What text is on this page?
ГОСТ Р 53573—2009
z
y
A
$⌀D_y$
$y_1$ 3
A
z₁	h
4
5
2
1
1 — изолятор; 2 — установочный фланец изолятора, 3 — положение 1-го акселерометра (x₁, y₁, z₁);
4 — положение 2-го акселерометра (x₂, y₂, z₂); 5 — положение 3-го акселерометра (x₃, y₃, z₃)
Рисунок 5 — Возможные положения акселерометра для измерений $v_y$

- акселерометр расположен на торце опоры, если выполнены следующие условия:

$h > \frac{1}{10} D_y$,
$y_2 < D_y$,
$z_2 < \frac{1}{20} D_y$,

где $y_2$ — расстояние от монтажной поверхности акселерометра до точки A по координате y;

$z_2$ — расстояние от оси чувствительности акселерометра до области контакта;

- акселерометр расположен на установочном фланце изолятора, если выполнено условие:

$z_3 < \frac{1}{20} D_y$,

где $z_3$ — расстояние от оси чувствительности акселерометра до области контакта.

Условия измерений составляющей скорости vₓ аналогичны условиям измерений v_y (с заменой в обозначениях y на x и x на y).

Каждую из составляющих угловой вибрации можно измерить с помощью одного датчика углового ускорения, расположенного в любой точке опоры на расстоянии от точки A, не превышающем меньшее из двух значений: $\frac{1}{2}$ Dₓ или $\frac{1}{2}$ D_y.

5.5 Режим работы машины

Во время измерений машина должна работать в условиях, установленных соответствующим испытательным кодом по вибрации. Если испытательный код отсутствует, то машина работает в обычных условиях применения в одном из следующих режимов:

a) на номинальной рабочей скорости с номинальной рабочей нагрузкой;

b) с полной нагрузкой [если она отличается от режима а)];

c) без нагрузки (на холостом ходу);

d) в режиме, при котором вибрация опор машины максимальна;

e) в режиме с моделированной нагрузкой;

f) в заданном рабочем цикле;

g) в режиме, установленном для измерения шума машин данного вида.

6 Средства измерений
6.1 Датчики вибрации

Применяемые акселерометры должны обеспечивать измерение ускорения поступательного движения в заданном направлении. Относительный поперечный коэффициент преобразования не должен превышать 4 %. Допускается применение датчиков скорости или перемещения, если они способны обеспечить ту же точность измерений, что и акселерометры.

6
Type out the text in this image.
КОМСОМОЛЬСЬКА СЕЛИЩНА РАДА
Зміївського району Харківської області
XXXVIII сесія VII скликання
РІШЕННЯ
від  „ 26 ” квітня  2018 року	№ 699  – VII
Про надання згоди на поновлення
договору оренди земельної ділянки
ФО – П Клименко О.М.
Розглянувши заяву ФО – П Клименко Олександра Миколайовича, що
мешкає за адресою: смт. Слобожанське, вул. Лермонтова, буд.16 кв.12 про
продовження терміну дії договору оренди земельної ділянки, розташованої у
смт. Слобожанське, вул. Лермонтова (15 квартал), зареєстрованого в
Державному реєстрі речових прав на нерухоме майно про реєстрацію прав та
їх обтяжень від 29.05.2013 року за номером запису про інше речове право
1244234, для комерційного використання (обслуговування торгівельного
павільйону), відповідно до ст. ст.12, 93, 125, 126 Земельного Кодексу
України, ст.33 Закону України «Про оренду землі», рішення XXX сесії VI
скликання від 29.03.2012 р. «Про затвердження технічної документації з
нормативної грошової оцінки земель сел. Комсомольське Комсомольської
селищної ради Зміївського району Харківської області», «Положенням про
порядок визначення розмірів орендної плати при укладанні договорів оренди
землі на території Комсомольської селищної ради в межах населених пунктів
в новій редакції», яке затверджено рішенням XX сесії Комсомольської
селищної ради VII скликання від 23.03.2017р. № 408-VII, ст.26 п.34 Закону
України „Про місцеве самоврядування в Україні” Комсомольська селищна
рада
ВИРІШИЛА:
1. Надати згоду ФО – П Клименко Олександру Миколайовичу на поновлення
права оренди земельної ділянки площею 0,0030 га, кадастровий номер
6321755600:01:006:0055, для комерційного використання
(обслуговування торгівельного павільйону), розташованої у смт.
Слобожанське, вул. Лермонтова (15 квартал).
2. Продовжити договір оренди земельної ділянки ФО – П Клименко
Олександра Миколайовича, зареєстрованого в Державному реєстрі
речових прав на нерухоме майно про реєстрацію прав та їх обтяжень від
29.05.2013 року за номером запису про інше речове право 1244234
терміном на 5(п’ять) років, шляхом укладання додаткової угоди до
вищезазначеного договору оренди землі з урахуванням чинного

**Set task**
Copy out each line of the listing that holds "земельної".

**Response to the task**
договору оренди земельної ділянки
продовження терміну дії договору оренди земельної ділянки, розташованої у
права оренди земельної ділянки площею 0,0030 га, кадастровий номер
2. Продовжити договір оренди земельної ділянки ФО – П Клименко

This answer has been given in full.